> **INSTRUCTION**:
Reproduce the records without any change, starting at the line that contains "sidebar filter list: Others" and ending after the line that contains "card: related agency contacts: Related".

Region boundary data
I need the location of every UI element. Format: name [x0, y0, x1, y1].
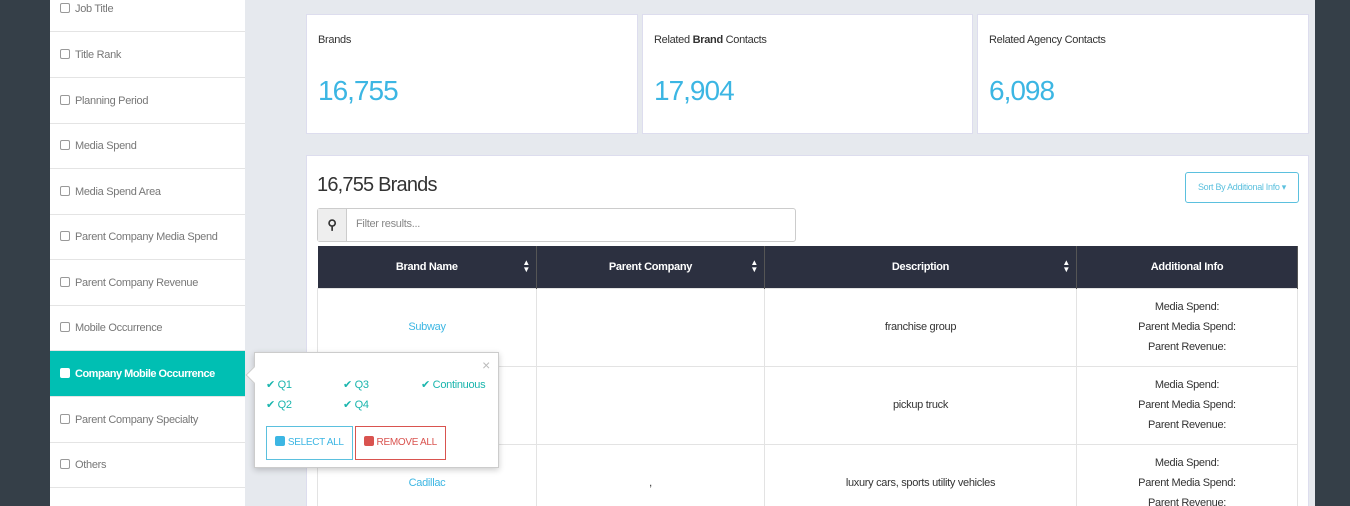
sidebar filter list: Others — [75, 459, 106, 471]
data table: ▲ — [522, 258, 530, 267]
data table: Parent Company — [609, 261, 692, 273]
data table: pickup truck — [893, 399, 948, 411]
data table: franchise group — [885, 321, 956, 333]
data table: Parent Media Spend: — [1138, 321, 1236, 333]
card: related agency contacts: Related Agency Contacts — [989, 34, 1106, 46]
data table: Parent Media Spend: — [1138, 477, 1236, 489]
card: related brand contacts — [642, 14, 973, 134]
sidebar filter list: Planning Period — [75, 95, 148, 107]
sidebar filter list: Job Title — [75, 3, 113, 15]
popover: quarter options: ✔ Q2 — [266, 399, 292, 411]
card: related agency contacts: 6,098 — [989, 75, 1054, 106]
card: brands: 16,755 — [318, 75, 398, 106]
card: related brand contacts: 17,904 — [654, 75, 734, 106]
data table: Media Spend: — [1155, 379, 1219, 391]
sidebar filter list: Parent Company Media Spend — [75, 231, 218, 243]
remove all button: REMOVE ALL — [377, 437, 437, 448]
popover: quarter options: ✔ Continuous — [421, 379, 485, 391]
select all button: SELECT ALL — [288, 437, 344, 448]
data table — [317, 246, 1298, 506]
popover: quarter options: ✔ Q3 — [343, 379, 369, 391]
data table: Brand Name — [396, 261, 458, 273]
left dark strip — [0, 0, 50, 506]
active filter item: Company Mobile Occurrence — [75, 368, 215, 380]
card: related agency contacts — [977, 14, 1309, 134]
sidebar filter list: Mobile Occurrence — [75, 322, 162, 334]
data table: Parent Revenue: — [1148, 419, 1226, 431]
sort button — [1185, 172, 1299, 203]
search box: ⚲ — [327, 217, 337, 232]
sidebar filter list: Media Spend Area — [75, 186, 161, 198]
popover: quarter options — [254, 352, 499, 468]
popover: quarter options: ✔ Q4 — [343, 399, 369, 411]
sidebar filter list — [50, 0, 245, 506]
data table: ▲ — [1062, 258, 1070, 267]
search box — [317, 208, 796, 242]
sidebar filter list: Parent Company Revenue — [75, 277, 198, 289]
card: brands: Brands — [318, 34, 351, 46]
data table: luxury cars, sports utility vehicles — [846, 477, 995, 489]
data table: Parent Media Spend: — [1138, 399, 1236, 411]
data table: Additional Info — [1151, 261, 1223, 273]
data table: , — [649, 477, 652, 489]
remove all button — [355, 426, 446, 460]
card: brands — [306, 14, 638, 134]
sidebar filter list: Media Spend — [75, 140, 137, 152]
card: related brand contacts: Related Brand Contacts — [654, 34, 767, 46]
popover: quarter options: ✔ Q1 — [266, 379, 292, 391]
data table: Subway — [408, 321, 446, 333]
sidebar filter list: Parent Company Specialty — [75, 414, 198, 426]
data table: Parent Revenue: — [1148, 341, 1226, 353]
data table: Cadillac — [409, 477, 445, 489]
select all button — [266, 426, 353, 460]
data table: Description — [892, 261, 949, 273]
data table: ▼ — [1062, 265, 1070, 274]
data table: ▼ — [522, 265, 530, 274]
panel heading: 16,755 Brands — [317, 174, 437, 196]
main panel — [306, 155, 1309, 506]
popover: quarter options: × — [482, 357, 490, 373]
sort button: Sort By Additional Info ▾ — [1198, 182, 1286, 192]
right dark strip — [1315, 0, 1350, 506]
sidebar filter list: Title Rank — [75, 49, 121, 61]
active filter item — [50, 351, 245, 397]
data table: ▼ — [750, 265, 758, 274]
data table: Media Spend: — [1155, 457, 1219, 469]
search box: Filter results... — [356, 218, 420, 230]
data table: ▲ — [750, 258, 758, 267]
data table: Media Spend: — [1155, 301, 1219, 313]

> **RESULT BELOW**:
sidebar filter list: Others — [75, 459, 106, 471]
data table: ▲ — [522, 258, 530, 267]
data table: Parent Company — [609, 261, 692, 273]
data table: pickup truck — [893, 399, 948, 411]
data table: franchise group — [885, 321, 956, 333]
data table: Parent Media Spend: — [1138, 321, 1236, 333]
card: related agency contacts: Related Agency Contacts — [989, 34, 1106, 46]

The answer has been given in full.